── Dataset

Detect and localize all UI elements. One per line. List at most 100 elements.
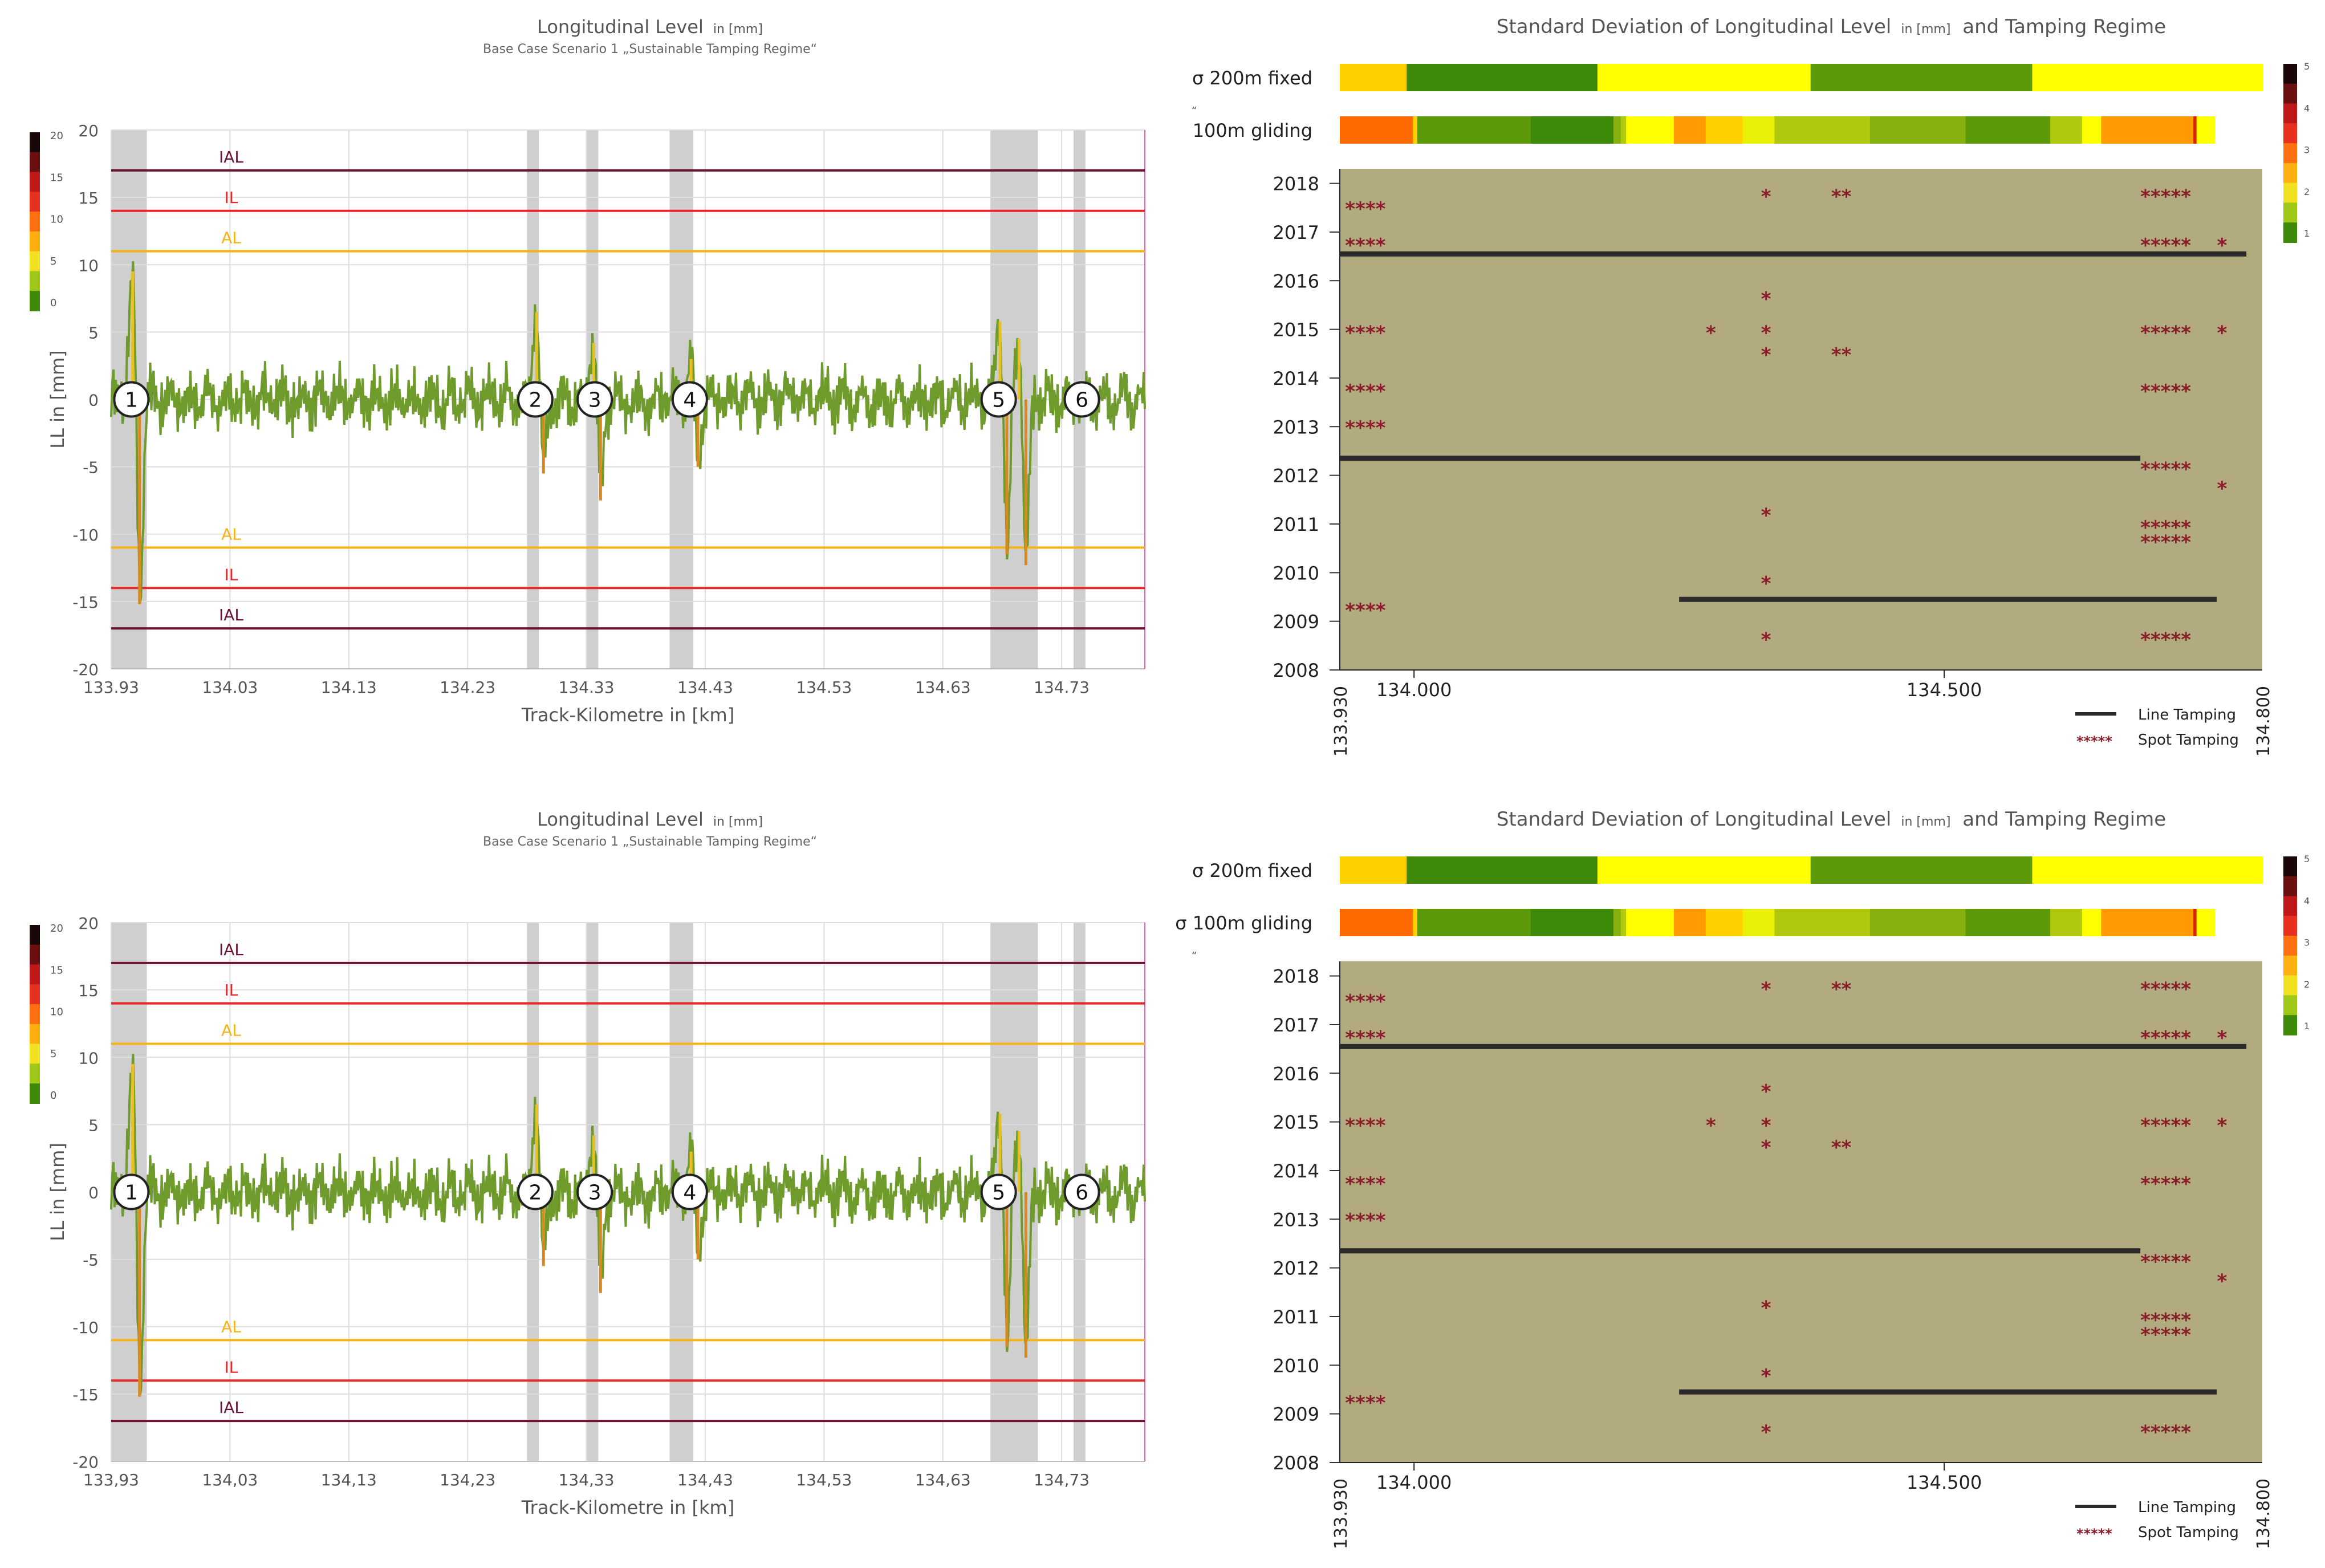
section-marker	[671, 381, 708, 418]
year-tick-label: 2013	[1273, 416, 1319, 438]
colorbar-tick: 5	[50, 1048, 56, 1060]
section-marker	[113, 1173, 150, 1210]
spot-tamping-mark: ****	[1345, 599, 1385, 622]
spot-tamping-mark: *	[2217, 234, 2227, 257]
sd-cell	[2193, 116, 2197, 144]
sd-cell	[1407, 64, 1598, 91]
colorbar-segment	[30, 192, 40, 213]
colorbar-segment	[2283, 182, 2297, 204]
legend-line-label: Line Tamping	[2138, 1499, 2236, 1516]
colorbar-segment	[30, 1083, 40, 1104]
y-tick-label: -5	[83, 1251, 99, 1270]
sd-cell	[2032, 856, 2263, 884]
legend-spot-label: Spot Tamping	[2138, 732, 2239, 749]
year-tick-label: 2010	[1273, 562, 1319, 584]
threshold-label: IAL	[219, 1398, 243, 1417]
colorbar-segment	[30, 1063, 40, 1084]
tamping-legend: Line Tamping ***** Spot Tamping	[2075, 1499, 2239, 1542]
colorbar-segment	[30, 1004, 40, 1025]
colorbar-segment	[2283, 955, 2297, 976]
sd-cell	[1613, 909, 1621, 936]
spot-tamping-mark: *	[1761, 1297, 1771, 1320]
year-tick-label: 2015	[1273, 319, 1319, 341]
section-marker-label: 2	[529, 389, 542, 412]
section-marker-label: 6	[1075, 1181, 1088, 1205]
spot-tamping-mark: ****	[1345, 1115, 1385, 1138]
x-tick-label: 134.43	[677, 678, 733, 697]
year-tick-label: 2014	[1273, 368, 1319, 389]
colorbar-segment	[2283, 123, 2297, 144]
spot-tamping-mark: *****	[2140, 458, 2191, 481]
year-tick-label: 2010	[1273, 1355, 1319, 1376]
spot-tamping-mark: *	[1761, 1136, 1771, 1159]
x-tick-label: 134.500	[1907, 679, 1982, 701]
threshold-label: IL	[225, 981, 238, 1000]
tamping-plot-area	[1340, 961, 2262, 1463]
section-marker	[1063, 381, 1100, 418]
spot-tamping-mark: *****	[2140, 322, 2191, 345]
y-tick-label: 10	[78, 1049, 99, 1067]
colorbar-tick: 20	[50, 923, 63, 935]
spot-tamping-mark: *	[1706, 322, 1716, 345]
ll-title-unit: in [mm]	[709, 22, 763, 36]
y-axis-label: LL in [mm]	[47, 350, 68, 448]
sd-footnote: “	[1192, 105, 1197, 117]
x-tick-label: 134.33	[559, 678, 615, 697]
year-tick-label: 2011	[1273, 514, 1319, 535]
y-tick-label: -10	[72, 526, 99, 545]
sd-cell	[1530, 116, 1614, 144]
colorbar-segment	[30, 925, 40, 945]
spot-tamping-mark: *	[1761, 978, 1771, 1001]
spot-tamping-mark: *****	[2140, 517, 2191, 539]
spot-tamping-mark: **	[1831, 344, 1852, 367]
colorbar-tick: 3	[2304, 937, 2310, 948]
sd-cell	[1407, 856, 1598, 884]
x-edge-label: 134.800	[2254, 1478, 2274, 1549]
colorbar-segment	[30, 964, 40, 985]
threshold-label: AL	[221, 1021, 241, 1040]
year-tick-label: 2018	[1273, 173, 1319, 195]
x-tick-label: 134.53	[796, 678, 852, 697]
year-tick-label: 2016	[1273, 270, 1319, 292]
year-tick-label: 2009	[1273, 1404, 1319, 1425]
sd-cell	[2101, 909, 2194, 936]
x-tick-label: 134,13	[321, 1470, 377, 1489]
sd-title-suffix: and Tamping Regime	[1956, 15, 2166, 38]
sd-cell	[2082, 116, 2102, 144]
sd-cell	[1340, 909, 1414, 936]
colorbar-tick: 4	[2304, 103, 2310, 113]
sd-cell	[2050, 116, 2083, 144]
sd-cell	[2193, 909, 2197, 936]
y-tick-label: 0	[88, 1184, 99, 1203]
y-tick-label: 5	[88, 323, 99, 342]
spot-tamping-mark: *****	[2140, 1324, 2191, 1347]
colorbar-tick: 2	[2304, 186, 2310, 197]
spot-tamping-mark: *	[2217, 1270, 2227, 1293]
sd-cell	[2196, 116, 2216, 144]
tamping-legend: Line Tamping ***** Spot Tamping	[2075, 706, 2239, 749]
spot-tamping-mark: *****	[2140, 1115, 2191, 1138]
sd-cell	[2050, 909, 2083, 936]
section-marker	[517, 381, 554, 418]
colorbar-segment	[2283, 876, 2297, 897]
spot-tamping-mark: *	[1761, 505, 1771, 527]
x-tick-label: 134,73	[1034, 1470, 1090, 1489]
ll-title-text: Longitudinal Level	[537, 809, 704, 830]
spot-tamping-mark: *****	[2140, 186, 2191, 209]
legend-line-label: Line Tamping	[2138, 706, 2236, 724]
year-tick-label: 2009	[1273, 611, 1319, 633]
spot-tamping-mark: ****	[1345, 1027, 1385, 1050]
spot-tamping-mark: ****	[1345, 380, 1385, 403]
threshold-label: IAL	[219, 148, 243, 166]
spot-tamping-mark: ****	[1345, 322, 1385, 345]
colorbar-segment	[2283, 143, 2297, 164]
y-tick-label: -15	[72, 593, 99, 612]
ll-title-unit: in [mm]	[709, 815, 763, 829]
sd-cell	[1340, 116, 1414, 144]
year-tick-label: 2008	[1273, 660, 1319, 681]
tamping-plot-area	[1340, 169, 2262, 670]
sd-cell	[1810, 856, 2033, 884]
sd-cell	[1597, 856, 1811, 884]
colorbar-segment	[2283, 936, 2297, 956]
spot-tamping-mark: ****	[1345, 1209, 1385, 1232]
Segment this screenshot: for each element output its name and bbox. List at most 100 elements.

────

Task instructions — Collect every line of the records above that contains the string "year", treating uppercase and lowercase letters as distinct.

Task answer —
year-tick-label: 2013	[1273, 416, 1319, 438]
year-tick-label: 2010	[1273, 562, 1319, 584]
year-tick-label: 2015	[1273, 319, 1319, 341]
year-tick-label: 2014	[1273, 368, 1319, 389]
year-tick-label: 2010	[1273, 1355, 1319, 1376]
year-tick-label: 2011	[1273, 514, 1319, 535]
year-tick-label: 2018	[1273, 173, 1319, 195]
year-tick-label: 2016	[1273, 270, 1319, 292]
year-tick-label: 2009	[1273, 1404, 1319, 1425]
year-tick-label: 2009	[1273, 611, 1319, 633]
year-tick-label: 2008	[1273, 660, 1319, 681]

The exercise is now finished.